AIM:
Find the word "this" in the material below and gather every line that contains it.

SUPPLIED MATERIAL:
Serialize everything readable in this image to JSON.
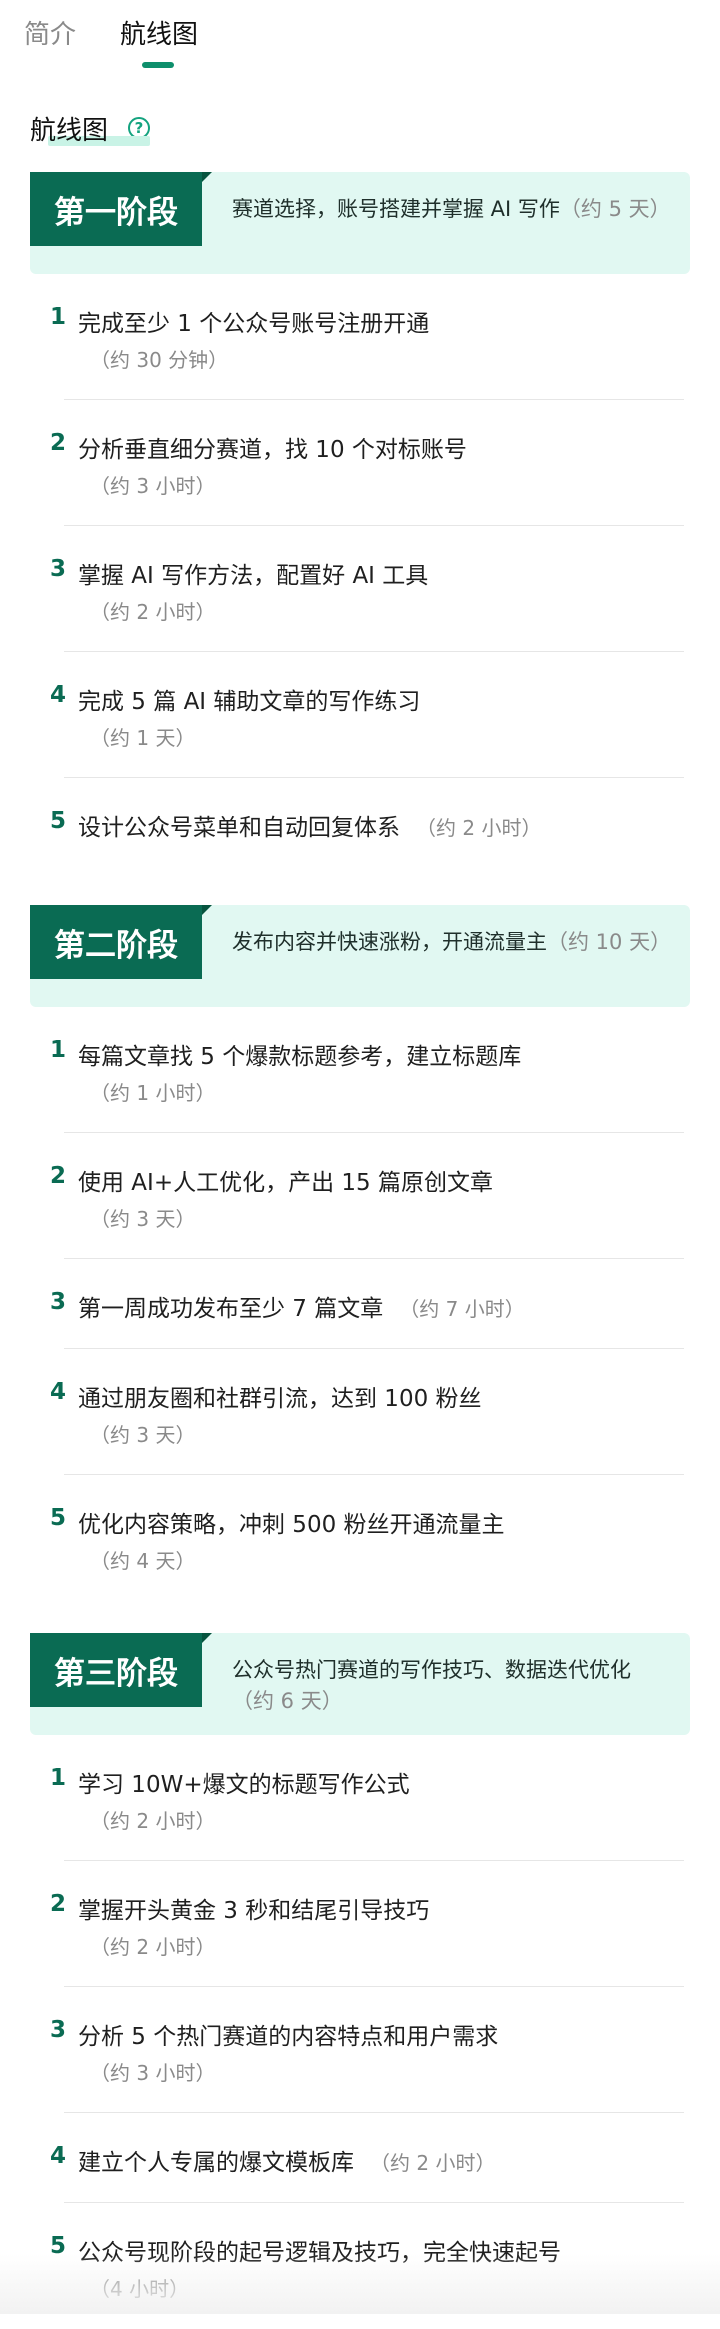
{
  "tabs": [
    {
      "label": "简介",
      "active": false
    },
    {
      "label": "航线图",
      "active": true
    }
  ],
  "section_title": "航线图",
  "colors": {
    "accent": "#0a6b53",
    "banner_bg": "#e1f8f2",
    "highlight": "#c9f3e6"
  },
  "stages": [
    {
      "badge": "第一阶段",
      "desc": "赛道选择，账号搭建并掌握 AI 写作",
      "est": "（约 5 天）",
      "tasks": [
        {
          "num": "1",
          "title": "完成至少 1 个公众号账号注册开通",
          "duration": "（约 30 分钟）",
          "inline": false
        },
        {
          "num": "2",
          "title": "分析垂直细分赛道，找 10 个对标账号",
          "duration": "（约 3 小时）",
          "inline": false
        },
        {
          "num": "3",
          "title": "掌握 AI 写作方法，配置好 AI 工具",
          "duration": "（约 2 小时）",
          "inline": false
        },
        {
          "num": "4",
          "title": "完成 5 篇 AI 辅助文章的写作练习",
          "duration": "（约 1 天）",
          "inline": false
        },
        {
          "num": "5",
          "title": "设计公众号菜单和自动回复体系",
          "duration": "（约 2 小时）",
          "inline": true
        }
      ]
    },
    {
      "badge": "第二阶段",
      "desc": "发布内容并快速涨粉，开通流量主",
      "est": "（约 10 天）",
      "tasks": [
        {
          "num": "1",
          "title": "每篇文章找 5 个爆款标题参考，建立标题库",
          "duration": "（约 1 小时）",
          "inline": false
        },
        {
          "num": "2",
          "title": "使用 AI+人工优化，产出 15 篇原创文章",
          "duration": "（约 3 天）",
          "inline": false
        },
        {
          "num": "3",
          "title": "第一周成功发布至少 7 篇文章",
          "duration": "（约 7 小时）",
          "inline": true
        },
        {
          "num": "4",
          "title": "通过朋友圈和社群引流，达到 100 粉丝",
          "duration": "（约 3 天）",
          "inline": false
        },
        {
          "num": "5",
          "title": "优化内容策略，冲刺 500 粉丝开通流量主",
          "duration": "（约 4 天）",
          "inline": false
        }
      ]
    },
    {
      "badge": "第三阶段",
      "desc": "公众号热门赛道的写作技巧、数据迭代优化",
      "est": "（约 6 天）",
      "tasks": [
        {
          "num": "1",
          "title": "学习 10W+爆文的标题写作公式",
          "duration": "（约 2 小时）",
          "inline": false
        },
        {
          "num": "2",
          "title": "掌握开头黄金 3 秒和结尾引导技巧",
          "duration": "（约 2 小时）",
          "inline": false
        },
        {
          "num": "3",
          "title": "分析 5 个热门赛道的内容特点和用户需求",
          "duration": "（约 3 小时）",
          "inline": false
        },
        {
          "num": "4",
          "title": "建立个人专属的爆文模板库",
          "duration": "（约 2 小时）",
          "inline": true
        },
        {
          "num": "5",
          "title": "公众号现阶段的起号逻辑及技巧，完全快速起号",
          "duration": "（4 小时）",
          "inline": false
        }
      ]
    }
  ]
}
---
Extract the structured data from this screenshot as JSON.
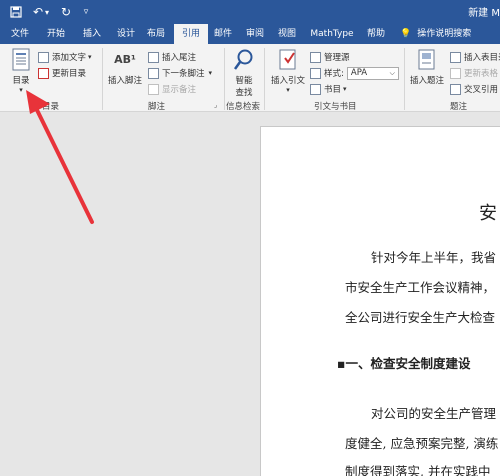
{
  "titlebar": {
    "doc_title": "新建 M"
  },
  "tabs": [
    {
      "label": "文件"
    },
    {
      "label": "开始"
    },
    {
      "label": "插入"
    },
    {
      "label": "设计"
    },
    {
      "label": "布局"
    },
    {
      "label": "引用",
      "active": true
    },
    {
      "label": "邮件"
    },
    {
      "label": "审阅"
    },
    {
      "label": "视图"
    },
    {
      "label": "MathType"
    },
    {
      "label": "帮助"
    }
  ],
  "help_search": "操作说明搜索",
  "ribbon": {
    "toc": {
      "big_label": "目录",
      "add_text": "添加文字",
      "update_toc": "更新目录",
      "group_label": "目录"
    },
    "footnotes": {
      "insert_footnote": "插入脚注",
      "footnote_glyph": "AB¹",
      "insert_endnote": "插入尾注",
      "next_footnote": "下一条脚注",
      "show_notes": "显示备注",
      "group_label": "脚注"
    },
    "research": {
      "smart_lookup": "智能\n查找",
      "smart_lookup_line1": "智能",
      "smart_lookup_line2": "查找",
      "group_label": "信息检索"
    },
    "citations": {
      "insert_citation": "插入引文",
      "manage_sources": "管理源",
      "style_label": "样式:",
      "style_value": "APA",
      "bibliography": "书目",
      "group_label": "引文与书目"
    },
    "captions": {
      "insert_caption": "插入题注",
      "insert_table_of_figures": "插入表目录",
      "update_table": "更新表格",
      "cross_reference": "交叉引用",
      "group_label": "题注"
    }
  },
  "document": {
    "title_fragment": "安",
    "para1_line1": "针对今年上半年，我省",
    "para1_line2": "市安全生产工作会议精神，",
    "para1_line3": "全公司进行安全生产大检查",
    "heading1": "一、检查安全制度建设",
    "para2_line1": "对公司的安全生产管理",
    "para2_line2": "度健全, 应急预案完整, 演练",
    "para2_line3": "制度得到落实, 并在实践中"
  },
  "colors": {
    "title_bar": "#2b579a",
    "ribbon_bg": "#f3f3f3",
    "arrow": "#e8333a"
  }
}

REPLY TO THE TASK:
Serialize everything readable in this image to JSON.
Extract the structured data from this screenshot as JSON.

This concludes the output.